AIM:
Retype each entry below exactly as it stands.

=-=-=-=-=

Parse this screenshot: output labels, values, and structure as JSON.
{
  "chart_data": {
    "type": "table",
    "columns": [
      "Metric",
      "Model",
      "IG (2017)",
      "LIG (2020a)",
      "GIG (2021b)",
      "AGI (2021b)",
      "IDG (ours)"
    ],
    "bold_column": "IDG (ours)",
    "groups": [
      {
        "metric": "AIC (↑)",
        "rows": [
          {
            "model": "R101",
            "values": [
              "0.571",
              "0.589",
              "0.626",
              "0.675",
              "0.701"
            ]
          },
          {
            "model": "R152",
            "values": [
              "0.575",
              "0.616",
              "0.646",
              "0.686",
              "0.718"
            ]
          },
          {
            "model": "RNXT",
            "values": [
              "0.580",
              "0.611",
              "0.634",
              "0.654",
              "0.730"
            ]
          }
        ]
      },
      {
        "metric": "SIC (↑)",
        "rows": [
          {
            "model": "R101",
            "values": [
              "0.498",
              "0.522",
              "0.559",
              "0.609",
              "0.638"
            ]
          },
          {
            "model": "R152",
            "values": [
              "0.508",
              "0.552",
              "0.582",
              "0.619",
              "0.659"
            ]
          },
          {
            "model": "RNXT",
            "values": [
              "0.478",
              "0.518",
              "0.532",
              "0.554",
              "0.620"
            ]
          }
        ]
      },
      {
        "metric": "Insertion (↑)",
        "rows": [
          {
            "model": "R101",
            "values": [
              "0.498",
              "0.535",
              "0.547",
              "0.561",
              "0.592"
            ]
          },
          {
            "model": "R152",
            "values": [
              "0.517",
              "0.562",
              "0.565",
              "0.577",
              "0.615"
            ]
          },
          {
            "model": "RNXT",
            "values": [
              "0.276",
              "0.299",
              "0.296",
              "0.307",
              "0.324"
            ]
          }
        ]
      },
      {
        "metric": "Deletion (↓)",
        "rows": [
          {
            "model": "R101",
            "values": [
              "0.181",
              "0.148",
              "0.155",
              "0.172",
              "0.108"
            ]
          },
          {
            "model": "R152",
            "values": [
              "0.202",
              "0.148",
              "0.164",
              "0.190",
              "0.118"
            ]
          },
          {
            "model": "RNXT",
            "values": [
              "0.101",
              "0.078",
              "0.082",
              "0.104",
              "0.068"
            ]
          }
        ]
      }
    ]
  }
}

=-=-=-=-=

FULL ANSWER:
Parse this screenshot: output labels, values, and structure as JSON.
{
  "chart_data": {
    "type": "table",
    "columns": [
      "Metric",
      "Model",
      "IG (2017)",
      "LIG (2020a)",
      "GIG (2021b)",
      "AGI (2021b)",
      "IDG (ours)"
    ],
    "bold_column": "IDG (ours)",
    "groups": [
      {
        "metric": "AIC (↑)",
        "rows": [
          {
            "model": "R101",
            "values": [
              "0.571",
              "0.589",
              "0.626",
              "0.675",
              "0.701"
            ]
          },
          {
            "model": "R152",
            "values": [
              "0.575",
              "0.616",
              "0.646",
              "0.686",
              "0.718"
            ]
          },
          {
            "model": "RNXT",
            "values": [
              "0.580",
              "0.611",
              "0.634",
              "0.654",
              "0.730"
            ]
          }
        ]
      },
      {
        "metric": "SIC (↑)",
        "rows": [
          {
            "model": "R101",
            "values": [
              "0.498",
              "0.522",
              "0.559",
              "0.609",
              "0.638"
            ]
          },
          {
            "model": "R152",
            "values": [
              "0.508",
              "0.552",
              "0.582",
              "0.619",
              "0.659"
            ]
          },
          {
            "model": "RNXT",
            "values": [
              "0.478",
              "0.518",
              "0.532",
              "0.554",
              "0.620"
            ]
          }
        ]
      },
      {
        "metric": "Insertion (↑)",
        "rows": [
          {
            "model": "R101",
            "values": [
              "0.498",
              "0.535",
              "0.547",
              "0.561",
              "0.592"
            ]
          },
          {
            "model": "R152",
            "values": [
              "0.517",
              "0.562",
              "0.565",
              "0.577",
              "0.615"
            ]
          },
          {
            "model": "RNXT",
            "values": [
              "0.276",
              "0.299",
              "0.296",
              "0.307",
              "0.324"
            ]
          }
        ]
      },
      {
        "metric": "Deletion (↓)",
        "rows": [
          {
            "model": "R101",
            "values": [
              "0.181",
              "0.148",
              "0.155",
              "0.172",
              "0.108"
            ]
          },
          {
            "model": "R152",
            "values": [
              "0.202",
              "0.148",
              "0.164",
              "0.190",
              "0.118"
            ]
          },
          {
            "model": "RNXT",
            "values": [
              "0.101",
              "0.078",
              "0.082",
              "0.104",
              "0.068"
            ]
          }
        ]
      }
    ]
  }
}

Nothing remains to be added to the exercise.